**What is required**
The answer is a single number: how many lines hold the string "edge".

▶

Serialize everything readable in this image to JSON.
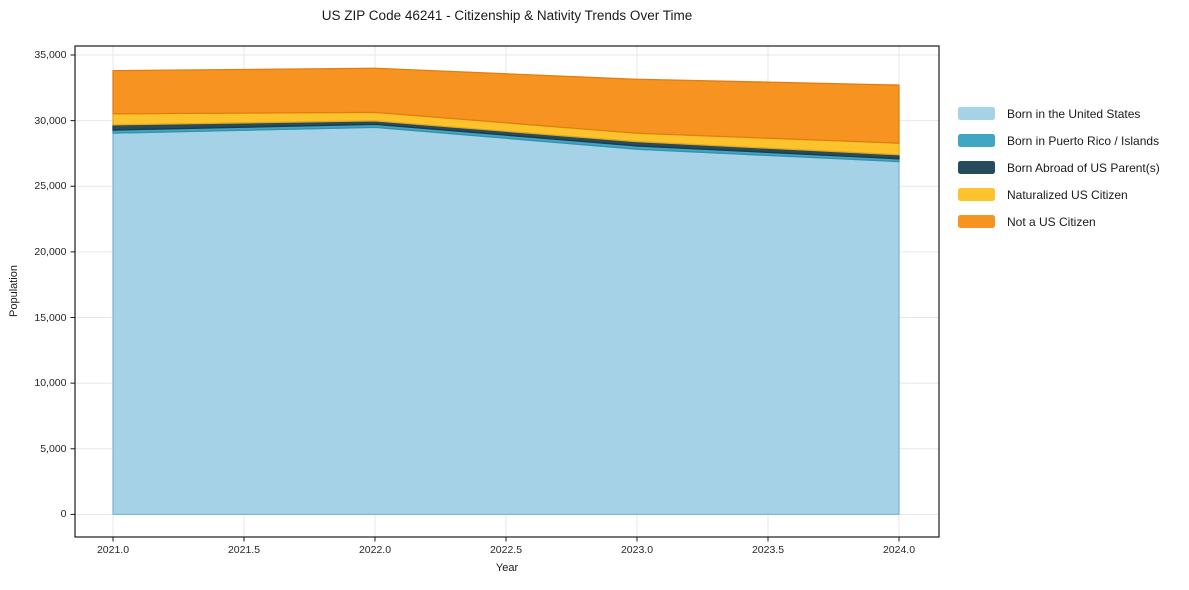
{
  "chart_data": {
    "type": "area",
    "stacked": true,
    "title": "US ZIP Code 46241 - Citizenship & Nativity Trends Over Time",
    "xlabel": "Year",
    "ylabel": "Population",
    "x": [
      2021,
      2022,
      2023,
      2024
    ],
    "series": [
      {
        "name": "Born in the United States",
        "color": "#a6d2e8",
        "edge": "#7eb8d4",
        "values": [
          29050,
          29490,
          27820,
          26880
        ]
      },
      {
        "name": "Born in Puerto Rico / Islands",
        "color": "#41a6c3",
        "edge": "#3492ae",
        "values": [
          230,
          230,
          250,
          210
        ]
      },
      {
        "name": "Born Abroad of US Parent(s)",
        "color": "#254b5c",
        "edge": "#1c3a48",
        "values": [
          400,
          260,
          330,
          310
        ]
      },
      {
        "name": "Naturalized US Citizen",
        "color": "#fcc32d",
        "edge": "#e3a91b",
        "values": [
          840,
          650,
          640,
          890
        ]
      },
      {
        "name": "Not a US Citizen",
        "color": "#f79320",
        "edge": "#e07f10",
        "values": [
          3290,
          3360,
          4110,
          4420
        ]
      }
    ],
    "totals_by_year": [
      33810,
      33990,
      33150,
      32710
    ],
    "xlim": [
      2020.85,
      2024.15
    ],
    "ylim": [
      0,
      35000
    ],
    "grid": true,
    "legend_position": "right",
    "x_ticks": [
      {
        "value": 2021.0,
        "label": "2021.0"
      },
      {
        "value": 2021.5,
        "label": "2021.5"
      },
      {
        "value": 2022.0,
        "label": "2022.0"
      },
      {
        "value": 2022.5,
        "label": "2022.5"
      },
      {
        "value": 2023.0,
        "label": "2023.0"
      },
      {
        "value": 2023.5,
        "label": "2023.5"
      },
      {
        "value": 2024.0,
        "label": "2024.0"
      }
    ],
    "y_ticks": [
      {
        "value": 0,
        "label": "0"
      },
      {
        "value": 5000,
        "label": "5,000"
      },
      {
        "value": 10000,
        "label": "10,000"
      },
      {
        "value": 15000,
        "label": "15,000"
      },
      {
        "value": 20000,
        "label": "20,000"
      },
      {
        "value": 25000,
        "label": "25,000"
      },
      {
        "value": 30000,
        "label": "30,000"
      },
      {
        "value": 35000,
        "label": "35,000"
      }
    ]
  }
}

◀

**Output below**
5